- WHAT IS EXPECTED
Identify all lines in the listing that include the word "natural", and copy them out.

--- RECORDS SUPPLIED ---

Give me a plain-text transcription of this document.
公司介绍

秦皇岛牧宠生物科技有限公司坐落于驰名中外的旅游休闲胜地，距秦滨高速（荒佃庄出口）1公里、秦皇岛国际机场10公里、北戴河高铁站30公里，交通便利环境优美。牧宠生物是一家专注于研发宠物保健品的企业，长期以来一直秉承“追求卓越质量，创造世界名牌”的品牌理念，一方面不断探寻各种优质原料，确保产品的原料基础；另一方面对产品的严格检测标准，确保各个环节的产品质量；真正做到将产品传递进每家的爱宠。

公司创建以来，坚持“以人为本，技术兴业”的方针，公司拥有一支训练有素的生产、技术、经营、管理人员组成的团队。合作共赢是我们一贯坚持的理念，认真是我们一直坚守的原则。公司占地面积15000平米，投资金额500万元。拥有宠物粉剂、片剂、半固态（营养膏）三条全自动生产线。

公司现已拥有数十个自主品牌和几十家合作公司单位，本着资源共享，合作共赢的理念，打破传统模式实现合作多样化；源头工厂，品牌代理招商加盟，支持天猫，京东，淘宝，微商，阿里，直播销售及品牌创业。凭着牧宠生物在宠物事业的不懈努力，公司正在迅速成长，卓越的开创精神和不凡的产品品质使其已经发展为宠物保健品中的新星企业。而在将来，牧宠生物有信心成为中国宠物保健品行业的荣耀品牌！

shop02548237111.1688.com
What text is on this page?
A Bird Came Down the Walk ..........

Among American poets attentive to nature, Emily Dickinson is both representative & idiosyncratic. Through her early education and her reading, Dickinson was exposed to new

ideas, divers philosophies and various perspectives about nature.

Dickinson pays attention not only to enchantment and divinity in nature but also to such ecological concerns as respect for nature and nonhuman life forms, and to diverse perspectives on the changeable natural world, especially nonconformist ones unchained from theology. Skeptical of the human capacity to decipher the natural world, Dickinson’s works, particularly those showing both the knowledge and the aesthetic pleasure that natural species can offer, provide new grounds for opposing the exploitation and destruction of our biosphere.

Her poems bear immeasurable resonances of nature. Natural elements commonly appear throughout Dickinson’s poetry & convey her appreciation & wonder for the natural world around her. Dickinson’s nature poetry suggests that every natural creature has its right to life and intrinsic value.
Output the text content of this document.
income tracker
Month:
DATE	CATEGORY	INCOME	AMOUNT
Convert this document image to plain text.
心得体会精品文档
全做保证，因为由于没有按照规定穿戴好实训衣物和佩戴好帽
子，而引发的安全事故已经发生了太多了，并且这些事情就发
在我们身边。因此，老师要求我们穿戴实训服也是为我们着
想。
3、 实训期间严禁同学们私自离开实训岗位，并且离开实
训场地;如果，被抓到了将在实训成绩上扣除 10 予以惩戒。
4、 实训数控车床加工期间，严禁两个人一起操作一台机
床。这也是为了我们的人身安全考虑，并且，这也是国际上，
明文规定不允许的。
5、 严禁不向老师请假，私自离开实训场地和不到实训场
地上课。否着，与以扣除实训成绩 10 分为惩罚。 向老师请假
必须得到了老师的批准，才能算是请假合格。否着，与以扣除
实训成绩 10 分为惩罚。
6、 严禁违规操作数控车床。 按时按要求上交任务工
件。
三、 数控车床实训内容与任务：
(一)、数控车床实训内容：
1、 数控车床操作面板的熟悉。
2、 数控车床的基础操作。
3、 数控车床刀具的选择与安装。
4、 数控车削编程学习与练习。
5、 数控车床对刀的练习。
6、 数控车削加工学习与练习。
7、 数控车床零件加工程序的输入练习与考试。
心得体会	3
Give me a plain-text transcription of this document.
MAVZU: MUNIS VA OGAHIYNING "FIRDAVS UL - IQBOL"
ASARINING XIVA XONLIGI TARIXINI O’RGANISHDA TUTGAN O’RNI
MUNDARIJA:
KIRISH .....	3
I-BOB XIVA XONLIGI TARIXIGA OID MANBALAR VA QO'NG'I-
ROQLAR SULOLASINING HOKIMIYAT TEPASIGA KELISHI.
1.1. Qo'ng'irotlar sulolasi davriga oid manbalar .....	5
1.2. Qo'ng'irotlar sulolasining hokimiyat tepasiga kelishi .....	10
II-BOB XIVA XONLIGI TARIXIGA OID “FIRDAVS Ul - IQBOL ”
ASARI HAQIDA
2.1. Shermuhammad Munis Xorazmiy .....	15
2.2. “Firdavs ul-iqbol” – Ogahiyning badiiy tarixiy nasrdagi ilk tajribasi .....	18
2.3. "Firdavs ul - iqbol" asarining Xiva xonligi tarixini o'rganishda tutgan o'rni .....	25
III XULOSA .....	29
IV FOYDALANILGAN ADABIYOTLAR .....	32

---

- THE REPLY
Dickinson pays attention not only to enchantment and divinity in nature but also to such ecological concerns as respect for nature and nonhuman life forms, and to diverse perspectives on the changeable natural world, especially nonconformist ones unchained from theology. Skeptical of the human capacity to decipher the natural world, Dickinson’s works, particularly those showing both the knowledge and the aesthetic pleasure that natural species can offer, provide new grounds for opposing the exploitation and destruction of our biosphere.
Her poems bear immeasurable resonances of nature. Natural elements commonly appear throughout Dickinson’s poetry & convey her appreciation & wonder for the natural world around her. Dickinson’s nature poetry suggests that every natural creature has its right to life and intrinsic value.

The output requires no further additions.